BRIEF: Present each line of the entries below that holds the word "mümkün".
start DATA LINES
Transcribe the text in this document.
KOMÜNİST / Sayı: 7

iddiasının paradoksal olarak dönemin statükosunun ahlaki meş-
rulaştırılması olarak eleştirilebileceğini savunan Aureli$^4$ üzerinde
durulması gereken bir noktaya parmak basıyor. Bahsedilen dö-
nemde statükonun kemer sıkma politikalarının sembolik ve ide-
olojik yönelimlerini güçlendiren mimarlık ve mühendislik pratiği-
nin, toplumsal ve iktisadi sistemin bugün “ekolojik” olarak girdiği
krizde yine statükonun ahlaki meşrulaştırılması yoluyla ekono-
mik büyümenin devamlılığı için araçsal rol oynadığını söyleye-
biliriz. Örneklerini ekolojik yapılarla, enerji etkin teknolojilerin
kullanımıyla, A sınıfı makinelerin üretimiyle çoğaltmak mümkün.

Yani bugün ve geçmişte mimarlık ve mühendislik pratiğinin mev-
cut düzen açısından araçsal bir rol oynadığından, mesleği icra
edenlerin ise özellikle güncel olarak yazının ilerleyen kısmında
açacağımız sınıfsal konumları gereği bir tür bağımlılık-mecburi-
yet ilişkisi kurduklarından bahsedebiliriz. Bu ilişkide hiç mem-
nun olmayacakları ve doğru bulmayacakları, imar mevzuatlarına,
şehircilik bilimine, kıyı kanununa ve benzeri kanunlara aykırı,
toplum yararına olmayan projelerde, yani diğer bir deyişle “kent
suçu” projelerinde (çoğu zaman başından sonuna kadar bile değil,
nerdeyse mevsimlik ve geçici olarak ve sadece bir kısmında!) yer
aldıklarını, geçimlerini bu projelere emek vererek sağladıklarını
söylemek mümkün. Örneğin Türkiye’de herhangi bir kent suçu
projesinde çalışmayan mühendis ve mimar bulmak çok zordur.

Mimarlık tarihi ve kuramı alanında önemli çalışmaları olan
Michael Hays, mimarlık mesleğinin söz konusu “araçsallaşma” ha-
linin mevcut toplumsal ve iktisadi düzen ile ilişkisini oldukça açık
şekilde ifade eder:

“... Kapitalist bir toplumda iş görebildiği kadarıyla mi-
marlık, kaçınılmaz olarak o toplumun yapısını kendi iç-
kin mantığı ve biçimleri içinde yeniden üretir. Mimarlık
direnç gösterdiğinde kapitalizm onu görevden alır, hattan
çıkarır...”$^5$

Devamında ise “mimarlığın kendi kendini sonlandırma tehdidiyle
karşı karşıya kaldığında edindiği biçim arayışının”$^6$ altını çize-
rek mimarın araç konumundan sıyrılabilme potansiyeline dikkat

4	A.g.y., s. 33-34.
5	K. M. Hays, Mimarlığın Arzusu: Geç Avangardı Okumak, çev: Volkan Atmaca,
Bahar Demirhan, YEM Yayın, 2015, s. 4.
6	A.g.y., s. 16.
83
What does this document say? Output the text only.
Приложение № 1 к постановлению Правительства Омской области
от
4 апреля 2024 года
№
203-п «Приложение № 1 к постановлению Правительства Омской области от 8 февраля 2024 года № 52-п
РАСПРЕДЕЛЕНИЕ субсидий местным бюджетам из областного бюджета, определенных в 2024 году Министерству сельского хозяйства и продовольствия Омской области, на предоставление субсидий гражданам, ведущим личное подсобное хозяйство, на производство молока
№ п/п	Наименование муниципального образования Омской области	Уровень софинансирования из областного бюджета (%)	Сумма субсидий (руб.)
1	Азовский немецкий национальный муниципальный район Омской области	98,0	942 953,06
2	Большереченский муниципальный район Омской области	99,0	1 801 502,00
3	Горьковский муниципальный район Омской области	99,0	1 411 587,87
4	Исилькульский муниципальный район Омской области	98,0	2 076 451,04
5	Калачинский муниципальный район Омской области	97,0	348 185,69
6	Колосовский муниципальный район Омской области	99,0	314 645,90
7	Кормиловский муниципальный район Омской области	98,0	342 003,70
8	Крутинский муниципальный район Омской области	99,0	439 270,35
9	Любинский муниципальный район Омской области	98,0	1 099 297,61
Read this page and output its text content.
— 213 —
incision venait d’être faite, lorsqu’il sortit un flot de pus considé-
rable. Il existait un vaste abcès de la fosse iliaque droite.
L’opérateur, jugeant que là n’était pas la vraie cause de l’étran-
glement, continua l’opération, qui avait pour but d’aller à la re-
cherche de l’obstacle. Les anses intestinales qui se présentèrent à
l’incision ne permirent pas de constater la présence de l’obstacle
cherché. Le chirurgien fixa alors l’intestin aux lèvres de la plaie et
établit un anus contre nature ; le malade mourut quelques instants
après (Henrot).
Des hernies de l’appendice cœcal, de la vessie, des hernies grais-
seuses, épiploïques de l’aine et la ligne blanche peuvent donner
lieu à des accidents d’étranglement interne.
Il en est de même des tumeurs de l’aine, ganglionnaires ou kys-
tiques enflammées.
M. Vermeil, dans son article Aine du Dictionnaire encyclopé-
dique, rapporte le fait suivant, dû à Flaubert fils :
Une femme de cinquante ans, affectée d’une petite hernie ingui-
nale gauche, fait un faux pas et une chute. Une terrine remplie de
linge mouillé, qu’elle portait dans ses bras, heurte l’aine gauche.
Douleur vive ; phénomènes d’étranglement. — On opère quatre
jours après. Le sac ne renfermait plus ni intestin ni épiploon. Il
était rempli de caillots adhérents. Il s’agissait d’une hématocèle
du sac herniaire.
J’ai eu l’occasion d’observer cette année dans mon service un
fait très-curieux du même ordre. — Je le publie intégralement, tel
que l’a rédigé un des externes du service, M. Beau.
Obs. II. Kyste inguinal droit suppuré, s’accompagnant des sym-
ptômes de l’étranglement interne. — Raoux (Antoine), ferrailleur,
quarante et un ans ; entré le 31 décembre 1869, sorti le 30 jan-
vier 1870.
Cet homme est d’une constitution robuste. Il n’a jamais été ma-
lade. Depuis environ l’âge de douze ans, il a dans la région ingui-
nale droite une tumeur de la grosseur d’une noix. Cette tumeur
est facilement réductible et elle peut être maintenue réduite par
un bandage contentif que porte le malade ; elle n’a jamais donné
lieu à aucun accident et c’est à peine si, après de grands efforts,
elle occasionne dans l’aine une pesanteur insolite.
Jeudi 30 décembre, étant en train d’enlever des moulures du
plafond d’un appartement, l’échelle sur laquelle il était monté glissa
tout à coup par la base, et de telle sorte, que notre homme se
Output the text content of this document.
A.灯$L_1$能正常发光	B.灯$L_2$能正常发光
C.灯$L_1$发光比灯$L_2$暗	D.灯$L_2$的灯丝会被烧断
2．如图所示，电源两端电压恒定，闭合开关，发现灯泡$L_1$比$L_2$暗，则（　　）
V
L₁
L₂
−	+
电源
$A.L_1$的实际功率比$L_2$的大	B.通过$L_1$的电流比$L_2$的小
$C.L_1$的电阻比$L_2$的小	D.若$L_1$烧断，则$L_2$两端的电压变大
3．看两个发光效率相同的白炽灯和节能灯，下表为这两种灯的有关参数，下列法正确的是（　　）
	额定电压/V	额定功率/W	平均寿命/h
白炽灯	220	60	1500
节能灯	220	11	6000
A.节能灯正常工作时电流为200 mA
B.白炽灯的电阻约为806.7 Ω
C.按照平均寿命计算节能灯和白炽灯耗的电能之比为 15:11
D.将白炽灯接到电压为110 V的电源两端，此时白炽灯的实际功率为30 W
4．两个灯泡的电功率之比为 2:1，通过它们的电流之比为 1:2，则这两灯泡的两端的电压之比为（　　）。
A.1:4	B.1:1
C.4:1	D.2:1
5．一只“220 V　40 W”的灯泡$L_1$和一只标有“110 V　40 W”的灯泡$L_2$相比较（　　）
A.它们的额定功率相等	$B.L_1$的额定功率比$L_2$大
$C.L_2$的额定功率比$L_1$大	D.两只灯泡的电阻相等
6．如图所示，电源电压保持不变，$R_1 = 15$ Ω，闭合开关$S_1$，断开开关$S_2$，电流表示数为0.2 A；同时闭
end DATA LINES
CORRECT RESULT:
kullanımıyla, A sınıfı makinelerin üretimiyle çoğaltmak mümkün.
söylemek mümkün. Örneğin Türkiye’de herhangi bir kent suçu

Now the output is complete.